TEXTAUSZUG:
———
Ein durchwegs unterhaltsames und rasantes Spiel, das mit jeder Menge Bombast und noch mehr Action für schwitzige Hände sorgt.
Bulletstorm hat sich in Trailern als äußerst blutige Daueraction mit einem irgendwie doch recht neuartigen Skill-Shot-System gezeigt. In Deutschland erscheint das Spiel stark geschnitten. Da fragt man sich doch, ob die vermutete Massenballerei über mehrere Stunden hinweg fesseln kann und Spielen wie Serious Sam oder Painkiller etwas voraus hat.
Rache ist Blutwurst
Bulletstorm
Bereits im Vorfeld konnte man sich denken, dass die Geschichte von Bulletstorm nicht unbedingt preisverdächtig ausfallen wird. Das ist jedoch nur zum Teil so. Wir übernehmen die Rolle des Weltraumsöldners Grayson Hunt, der als ehemaliges Mitglied der Spezialeinheit "Dead Echo" von General Sarrano für Morde sowie andere Missetaten missbraucht wurde und sich fortan rächen will. Irgendwann trifft er zufällig auf das Flaggschiff des Generals und schafft es sehr glücklich, es über einem ehemaligen Urlaubsplaneten abzuschießen. Leider stürzt er auch selbst ab. Als Spieler muss man Sarrano finden und vom Planeten fliehen. Zur Seite steht uns unser Kollege Ishi. Später begegnen wir noch dem vorlauten Kampfbabe Trishka, das alles andere als wehrlos ist.
———
ZU ERLEDIGENDE AUFGABEN:
a) In welche Rolle schlüpft man laut dem Text über Bulletstorm?
b) Schreiben Sie aus dem Text über Bulletstorm die Stelle ab, die mit „Rache ist Blutwurst“ beginnt und sich bis einschließlich „als wehrlos ist.“ erstreckt.
Die Einträge werden hier nicht gebraucht.

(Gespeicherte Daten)
———
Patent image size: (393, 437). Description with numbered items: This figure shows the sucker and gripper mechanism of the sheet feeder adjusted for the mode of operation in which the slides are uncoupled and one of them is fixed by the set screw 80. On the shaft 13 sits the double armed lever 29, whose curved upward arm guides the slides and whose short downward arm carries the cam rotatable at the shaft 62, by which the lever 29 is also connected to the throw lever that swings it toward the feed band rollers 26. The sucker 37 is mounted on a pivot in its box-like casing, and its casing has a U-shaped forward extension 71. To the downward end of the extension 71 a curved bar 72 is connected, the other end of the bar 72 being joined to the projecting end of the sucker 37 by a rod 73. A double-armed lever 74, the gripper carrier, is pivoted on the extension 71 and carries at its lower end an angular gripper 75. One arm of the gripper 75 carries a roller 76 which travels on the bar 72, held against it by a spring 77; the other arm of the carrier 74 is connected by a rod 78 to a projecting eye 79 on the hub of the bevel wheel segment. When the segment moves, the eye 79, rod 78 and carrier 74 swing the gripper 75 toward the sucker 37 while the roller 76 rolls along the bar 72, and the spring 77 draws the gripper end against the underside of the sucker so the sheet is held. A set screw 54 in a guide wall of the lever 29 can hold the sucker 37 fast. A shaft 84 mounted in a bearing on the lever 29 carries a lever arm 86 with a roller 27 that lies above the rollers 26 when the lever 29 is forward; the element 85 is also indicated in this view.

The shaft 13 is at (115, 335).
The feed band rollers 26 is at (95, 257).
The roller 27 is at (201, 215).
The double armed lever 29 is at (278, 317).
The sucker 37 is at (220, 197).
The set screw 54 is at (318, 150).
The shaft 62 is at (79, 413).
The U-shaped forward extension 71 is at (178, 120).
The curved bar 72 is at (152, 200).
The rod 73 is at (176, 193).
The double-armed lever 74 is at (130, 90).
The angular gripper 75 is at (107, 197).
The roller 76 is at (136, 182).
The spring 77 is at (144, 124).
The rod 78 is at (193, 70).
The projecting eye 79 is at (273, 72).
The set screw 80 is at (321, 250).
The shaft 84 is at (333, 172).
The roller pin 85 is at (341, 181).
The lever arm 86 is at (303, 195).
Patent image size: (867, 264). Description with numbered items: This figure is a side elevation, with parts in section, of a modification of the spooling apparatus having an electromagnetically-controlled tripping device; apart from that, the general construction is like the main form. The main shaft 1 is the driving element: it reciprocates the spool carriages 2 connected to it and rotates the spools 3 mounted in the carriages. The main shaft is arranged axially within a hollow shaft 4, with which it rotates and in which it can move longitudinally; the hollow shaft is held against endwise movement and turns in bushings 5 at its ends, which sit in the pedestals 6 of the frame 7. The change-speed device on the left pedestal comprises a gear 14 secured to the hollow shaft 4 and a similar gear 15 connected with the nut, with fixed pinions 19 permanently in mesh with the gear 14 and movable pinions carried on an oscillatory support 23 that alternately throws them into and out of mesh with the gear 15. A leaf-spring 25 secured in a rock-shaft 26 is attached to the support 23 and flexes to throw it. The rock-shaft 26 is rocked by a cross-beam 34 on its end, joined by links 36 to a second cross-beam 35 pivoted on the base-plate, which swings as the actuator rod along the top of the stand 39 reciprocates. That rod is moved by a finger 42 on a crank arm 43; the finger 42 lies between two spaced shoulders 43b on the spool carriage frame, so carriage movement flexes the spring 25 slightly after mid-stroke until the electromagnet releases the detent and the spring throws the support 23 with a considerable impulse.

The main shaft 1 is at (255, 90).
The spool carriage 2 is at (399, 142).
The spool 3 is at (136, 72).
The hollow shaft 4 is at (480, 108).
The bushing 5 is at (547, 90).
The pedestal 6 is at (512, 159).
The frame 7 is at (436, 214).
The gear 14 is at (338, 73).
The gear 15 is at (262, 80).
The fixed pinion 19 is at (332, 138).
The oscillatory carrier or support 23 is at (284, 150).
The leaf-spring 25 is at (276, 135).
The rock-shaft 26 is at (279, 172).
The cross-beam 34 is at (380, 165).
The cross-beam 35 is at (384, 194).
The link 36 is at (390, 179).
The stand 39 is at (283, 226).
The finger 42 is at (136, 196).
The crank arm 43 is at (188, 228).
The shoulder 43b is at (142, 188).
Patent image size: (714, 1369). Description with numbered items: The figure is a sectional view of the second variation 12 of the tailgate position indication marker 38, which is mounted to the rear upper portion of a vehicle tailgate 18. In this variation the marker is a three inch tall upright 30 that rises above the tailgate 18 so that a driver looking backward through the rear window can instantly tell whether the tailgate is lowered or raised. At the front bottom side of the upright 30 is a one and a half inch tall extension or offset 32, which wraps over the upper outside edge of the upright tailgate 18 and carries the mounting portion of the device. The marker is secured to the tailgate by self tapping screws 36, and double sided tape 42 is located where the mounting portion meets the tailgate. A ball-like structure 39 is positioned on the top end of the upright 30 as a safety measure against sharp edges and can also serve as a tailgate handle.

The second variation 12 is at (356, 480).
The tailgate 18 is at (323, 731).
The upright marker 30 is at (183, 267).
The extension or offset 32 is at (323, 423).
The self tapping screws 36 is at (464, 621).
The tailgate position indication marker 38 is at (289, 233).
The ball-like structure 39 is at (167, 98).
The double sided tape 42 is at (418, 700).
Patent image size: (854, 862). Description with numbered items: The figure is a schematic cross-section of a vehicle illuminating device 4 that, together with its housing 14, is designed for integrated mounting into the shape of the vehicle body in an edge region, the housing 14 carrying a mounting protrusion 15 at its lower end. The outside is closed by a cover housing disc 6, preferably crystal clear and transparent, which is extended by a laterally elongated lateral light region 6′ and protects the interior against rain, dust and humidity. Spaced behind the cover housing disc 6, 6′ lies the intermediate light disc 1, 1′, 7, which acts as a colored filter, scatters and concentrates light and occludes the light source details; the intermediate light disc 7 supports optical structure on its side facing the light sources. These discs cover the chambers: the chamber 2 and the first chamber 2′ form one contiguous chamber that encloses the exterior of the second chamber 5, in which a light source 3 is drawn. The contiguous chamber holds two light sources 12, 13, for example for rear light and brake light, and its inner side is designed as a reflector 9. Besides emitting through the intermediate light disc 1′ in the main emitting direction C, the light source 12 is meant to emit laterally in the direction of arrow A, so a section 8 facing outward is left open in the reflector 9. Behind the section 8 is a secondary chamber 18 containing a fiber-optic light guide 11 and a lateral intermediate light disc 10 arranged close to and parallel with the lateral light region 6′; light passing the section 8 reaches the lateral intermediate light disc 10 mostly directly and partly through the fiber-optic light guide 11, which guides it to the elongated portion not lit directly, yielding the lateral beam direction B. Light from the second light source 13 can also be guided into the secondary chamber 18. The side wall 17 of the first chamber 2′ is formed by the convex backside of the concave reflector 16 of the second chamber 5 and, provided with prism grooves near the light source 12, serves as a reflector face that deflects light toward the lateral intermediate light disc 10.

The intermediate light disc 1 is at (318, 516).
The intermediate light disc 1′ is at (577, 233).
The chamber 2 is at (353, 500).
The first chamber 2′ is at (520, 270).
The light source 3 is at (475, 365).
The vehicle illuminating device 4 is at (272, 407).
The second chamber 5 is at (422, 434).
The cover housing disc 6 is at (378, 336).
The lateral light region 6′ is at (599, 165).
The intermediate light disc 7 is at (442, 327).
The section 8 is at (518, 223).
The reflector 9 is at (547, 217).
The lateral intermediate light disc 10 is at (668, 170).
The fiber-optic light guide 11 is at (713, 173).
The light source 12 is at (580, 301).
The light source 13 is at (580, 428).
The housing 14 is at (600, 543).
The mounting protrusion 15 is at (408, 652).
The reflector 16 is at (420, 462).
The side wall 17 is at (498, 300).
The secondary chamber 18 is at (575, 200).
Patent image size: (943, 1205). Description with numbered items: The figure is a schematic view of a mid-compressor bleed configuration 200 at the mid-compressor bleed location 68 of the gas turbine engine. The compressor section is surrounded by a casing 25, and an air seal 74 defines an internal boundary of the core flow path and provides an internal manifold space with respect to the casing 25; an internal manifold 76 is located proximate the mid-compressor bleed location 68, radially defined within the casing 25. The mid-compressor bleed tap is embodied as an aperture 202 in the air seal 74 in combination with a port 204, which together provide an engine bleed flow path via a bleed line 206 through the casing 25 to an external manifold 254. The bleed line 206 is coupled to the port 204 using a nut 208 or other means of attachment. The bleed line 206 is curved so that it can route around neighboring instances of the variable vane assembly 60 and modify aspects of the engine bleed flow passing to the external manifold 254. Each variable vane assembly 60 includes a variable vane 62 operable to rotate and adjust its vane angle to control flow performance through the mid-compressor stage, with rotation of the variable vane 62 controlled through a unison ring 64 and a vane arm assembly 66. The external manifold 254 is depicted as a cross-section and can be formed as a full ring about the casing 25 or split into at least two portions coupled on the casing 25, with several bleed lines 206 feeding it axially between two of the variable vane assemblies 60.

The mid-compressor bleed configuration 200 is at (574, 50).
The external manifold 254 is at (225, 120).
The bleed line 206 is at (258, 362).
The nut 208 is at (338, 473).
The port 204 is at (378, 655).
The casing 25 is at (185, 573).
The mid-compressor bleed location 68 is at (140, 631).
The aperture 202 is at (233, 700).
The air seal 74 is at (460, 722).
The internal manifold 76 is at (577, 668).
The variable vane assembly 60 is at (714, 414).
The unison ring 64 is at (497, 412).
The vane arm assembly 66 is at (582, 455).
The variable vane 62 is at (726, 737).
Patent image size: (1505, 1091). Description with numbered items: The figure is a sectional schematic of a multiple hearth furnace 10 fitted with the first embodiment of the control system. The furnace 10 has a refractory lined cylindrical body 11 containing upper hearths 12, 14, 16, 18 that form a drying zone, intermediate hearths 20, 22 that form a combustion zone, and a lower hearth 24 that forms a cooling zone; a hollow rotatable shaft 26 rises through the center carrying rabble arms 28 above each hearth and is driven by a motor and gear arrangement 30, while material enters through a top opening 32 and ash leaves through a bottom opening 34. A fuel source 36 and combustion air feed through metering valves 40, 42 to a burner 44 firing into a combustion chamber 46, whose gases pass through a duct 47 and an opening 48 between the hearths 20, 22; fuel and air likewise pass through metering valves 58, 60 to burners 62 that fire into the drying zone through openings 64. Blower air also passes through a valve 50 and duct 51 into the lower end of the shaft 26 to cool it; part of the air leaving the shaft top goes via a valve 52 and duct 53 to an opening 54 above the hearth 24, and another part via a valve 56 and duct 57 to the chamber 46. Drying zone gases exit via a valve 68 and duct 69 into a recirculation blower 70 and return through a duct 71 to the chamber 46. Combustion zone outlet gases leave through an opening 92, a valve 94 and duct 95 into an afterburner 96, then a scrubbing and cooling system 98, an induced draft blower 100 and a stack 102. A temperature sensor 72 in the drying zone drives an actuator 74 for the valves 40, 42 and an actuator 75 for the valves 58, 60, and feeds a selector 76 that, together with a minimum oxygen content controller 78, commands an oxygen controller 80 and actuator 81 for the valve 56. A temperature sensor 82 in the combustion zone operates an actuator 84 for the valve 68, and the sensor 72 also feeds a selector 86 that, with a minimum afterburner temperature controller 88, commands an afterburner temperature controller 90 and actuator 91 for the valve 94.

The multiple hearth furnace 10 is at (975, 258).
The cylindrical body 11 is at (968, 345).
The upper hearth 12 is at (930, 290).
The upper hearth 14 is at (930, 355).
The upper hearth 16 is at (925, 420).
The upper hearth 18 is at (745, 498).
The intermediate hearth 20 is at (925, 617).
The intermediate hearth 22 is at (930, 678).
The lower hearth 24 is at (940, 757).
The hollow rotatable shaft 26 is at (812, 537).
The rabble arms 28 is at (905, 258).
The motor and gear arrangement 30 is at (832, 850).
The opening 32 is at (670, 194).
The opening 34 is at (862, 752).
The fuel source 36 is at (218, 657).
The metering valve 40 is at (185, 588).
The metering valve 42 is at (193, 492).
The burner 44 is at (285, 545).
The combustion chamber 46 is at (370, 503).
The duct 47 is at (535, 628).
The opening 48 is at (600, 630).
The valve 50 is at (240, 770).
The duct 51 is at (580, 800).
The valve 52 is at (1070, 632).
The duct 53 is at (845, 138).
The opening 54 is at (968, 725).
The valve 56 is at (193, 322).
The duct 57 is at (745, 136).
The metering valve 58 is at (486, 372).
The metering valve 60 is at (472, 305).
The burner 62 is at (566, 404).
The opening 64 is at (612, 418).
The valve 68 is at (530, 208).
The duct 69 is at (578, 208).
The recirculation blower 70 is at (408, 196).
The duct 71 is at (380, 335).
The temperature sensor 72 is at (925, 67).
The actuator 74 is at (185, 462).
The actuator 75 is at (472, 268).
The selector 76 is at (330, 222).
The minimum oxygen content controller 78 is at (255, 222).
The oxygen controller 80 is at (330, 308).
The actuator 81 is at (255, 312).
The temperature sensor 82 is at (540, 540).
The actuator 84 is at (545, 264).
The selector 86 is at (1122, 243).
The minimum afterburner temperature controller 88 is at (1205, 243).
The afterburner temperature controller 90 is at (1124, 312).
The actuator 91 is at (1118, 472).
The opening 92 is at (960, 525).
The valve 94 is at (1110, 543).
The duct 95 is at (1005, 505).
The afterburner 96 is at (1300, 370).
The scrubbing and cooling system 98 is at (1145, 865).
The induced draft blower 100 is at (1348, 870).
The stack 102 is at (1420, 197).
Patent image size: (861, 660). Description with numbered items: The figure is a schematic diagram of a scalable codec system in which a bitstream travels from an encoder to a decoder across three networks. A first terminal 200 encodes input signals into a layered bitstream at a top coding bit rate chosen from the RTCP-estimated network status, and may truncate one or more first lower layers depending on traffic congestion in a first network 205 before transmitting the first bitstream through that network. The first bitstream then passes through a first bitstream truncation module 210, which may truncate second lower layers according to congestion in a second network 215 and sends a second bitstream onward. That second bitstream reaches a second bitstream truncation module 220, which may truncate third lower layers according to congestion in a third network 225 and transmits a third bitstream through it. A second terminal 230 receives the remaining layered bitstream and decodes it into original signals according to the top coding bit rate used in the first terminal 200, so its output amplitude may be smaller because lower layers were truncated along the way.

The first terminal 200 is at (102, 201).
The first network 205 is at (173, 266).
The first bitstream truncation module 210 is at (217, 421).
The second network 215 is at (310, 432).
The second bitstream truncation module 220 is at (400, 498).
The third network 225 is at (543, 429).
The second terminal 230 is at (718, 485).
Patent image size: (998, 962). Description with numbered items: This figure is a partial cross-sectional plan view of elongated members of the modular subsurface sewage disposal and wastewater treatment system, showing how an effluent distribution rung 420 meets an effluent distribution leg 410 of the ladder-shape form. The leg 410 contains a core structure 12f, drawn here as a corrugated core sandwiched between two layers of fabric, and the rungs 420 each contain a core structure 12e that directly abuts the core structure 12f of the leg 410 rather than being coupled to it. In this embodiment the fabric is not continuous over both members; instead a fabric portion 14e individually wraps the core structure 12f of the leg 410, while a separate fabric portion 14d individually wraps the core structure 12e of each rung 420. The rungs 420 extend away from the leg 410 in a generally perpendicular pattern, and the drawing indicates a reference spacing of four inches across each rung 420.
———
SCHRIFTLICHE ANTWORTEN:
a) In die Rolle des Weltraumsöldners Grayson Hunt.

b)
Rache ist Blutwurst
Bulletstorm
Bereits im Vorfeld konnte man sich denken, dass die Geschichte von Bulletstorm nicht unbedingt preisverdächtig ausfallen wird. Das ist jedoch nur zum Teil so. Wir übernehmen die Rolle des Weltraumsöldners Grayson Hunt, der als ehemaliges Mitglied der Spezialeinheit "Dead Echo" von General Sarrano für Morde sowie andere Missetaten missbraucht wurde und sich fortan rächen will. Irgendwann trifft er zufällig auf das Flaggschiff des Generals und schafft es sehr glücklich, es über einem ehemaligen Urlaubsplaneten abzuschießen. Leider stürzt er auch selbst ab. Als Spieler muss man Sarrano finden und vom Planeten fliehen. Zur Seite steht uns unser Kollege Ishi. Später begegnen wir noch dem vorlauten Kampfbabe Trishka, das alles andere als wehrlos ist.